Lines of data:
%%
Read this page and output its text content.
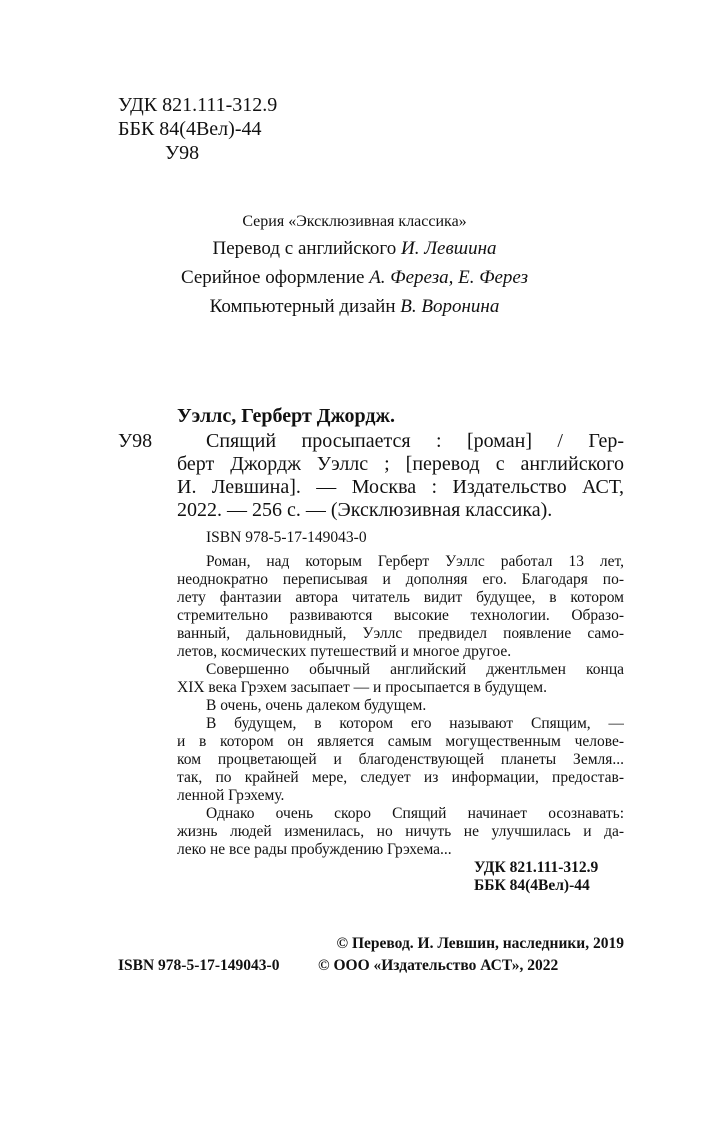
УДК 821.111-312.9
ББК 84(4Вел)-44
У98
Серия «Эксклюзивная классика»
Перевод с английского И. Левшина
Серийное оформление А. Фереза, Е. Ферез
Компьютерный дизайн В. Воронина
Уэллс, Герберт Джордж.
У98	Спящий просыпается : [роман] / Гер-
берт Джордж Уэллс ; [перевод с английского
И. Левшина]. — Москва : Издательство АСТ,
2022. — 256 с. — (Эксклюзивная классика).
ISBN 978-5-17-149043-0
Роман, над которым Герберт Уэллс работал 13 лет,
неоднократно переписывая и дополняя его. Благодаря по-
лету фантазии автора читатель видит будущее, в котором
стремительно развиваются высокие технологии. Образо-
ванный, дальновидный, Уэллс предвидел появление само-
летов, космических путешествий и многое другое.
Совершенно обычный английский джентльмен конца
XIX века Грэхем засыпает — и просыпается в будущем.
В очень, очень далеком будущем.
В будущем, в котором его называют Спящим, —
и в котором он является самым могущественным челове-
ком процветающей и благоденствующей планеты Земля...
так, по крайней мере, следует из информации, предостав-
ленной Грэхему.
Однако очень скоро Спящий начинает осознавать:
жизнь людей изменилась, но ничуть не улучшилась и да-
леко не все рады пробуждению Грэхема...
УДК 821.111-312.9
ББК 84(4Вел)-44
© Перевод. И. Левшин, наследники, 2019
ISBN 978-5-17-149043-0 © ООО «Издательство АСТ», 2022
%%
%%
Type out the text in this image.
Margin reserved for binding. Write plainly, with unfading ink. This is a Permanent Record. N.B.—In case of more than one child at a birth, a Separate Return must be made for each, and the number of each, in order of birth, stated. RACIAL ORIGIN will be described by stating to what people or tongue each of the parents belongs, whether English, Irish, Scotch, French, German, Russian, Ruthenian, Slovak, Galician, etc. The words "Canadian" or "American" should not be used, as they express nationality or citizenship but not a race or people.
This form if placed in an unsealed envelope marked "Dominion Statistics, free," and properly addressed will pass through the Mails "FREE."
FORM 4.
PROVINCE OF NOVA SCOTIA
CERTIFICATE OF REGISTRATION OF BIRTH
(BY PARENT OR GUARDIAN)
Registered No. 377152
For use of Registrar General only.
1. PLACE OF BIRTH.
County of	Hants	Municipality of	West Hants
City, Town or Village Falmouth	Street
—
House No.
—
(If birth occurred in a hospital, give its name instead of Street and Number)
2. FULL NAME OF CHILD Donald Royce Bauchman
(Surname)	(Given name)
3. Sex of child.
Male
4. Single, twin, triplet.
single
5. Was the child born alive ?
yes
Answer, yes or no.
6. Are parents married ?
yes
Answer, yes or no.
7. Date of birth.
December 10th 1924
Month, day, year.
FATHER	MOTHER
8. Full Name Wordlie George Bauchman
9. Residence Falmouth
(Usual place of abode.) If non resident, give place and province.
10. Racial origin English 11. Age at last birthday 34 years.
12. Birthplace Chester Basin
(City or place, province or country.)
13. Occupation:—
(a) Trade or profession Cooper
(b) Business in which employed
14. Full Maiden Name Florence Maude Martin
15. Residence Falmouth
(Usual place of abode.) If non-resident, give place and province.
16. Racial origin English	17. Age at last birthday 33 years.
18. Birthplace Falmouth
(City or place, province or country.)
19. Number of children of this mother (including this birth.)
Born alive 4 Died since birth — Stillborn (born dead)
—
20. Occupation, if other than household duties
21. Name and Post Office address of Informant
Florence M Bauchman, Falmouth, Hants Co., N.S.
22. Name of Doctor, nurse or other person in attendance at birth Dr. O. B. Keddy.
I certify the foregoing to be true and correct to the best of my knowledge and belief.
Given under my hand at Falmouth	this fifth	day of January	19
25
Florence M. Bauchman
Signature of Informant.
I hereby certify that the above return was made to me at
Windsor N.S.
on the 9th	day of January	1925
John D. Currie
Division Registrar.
%%
OBJECTIVE: Extract every line from the records above that contains the word "last".

RESULT OF THE TASK:
10. Racial origin English 11. Age at last birthday 34 years.
16. Racial origin English	17. Age at last birthday 33 years.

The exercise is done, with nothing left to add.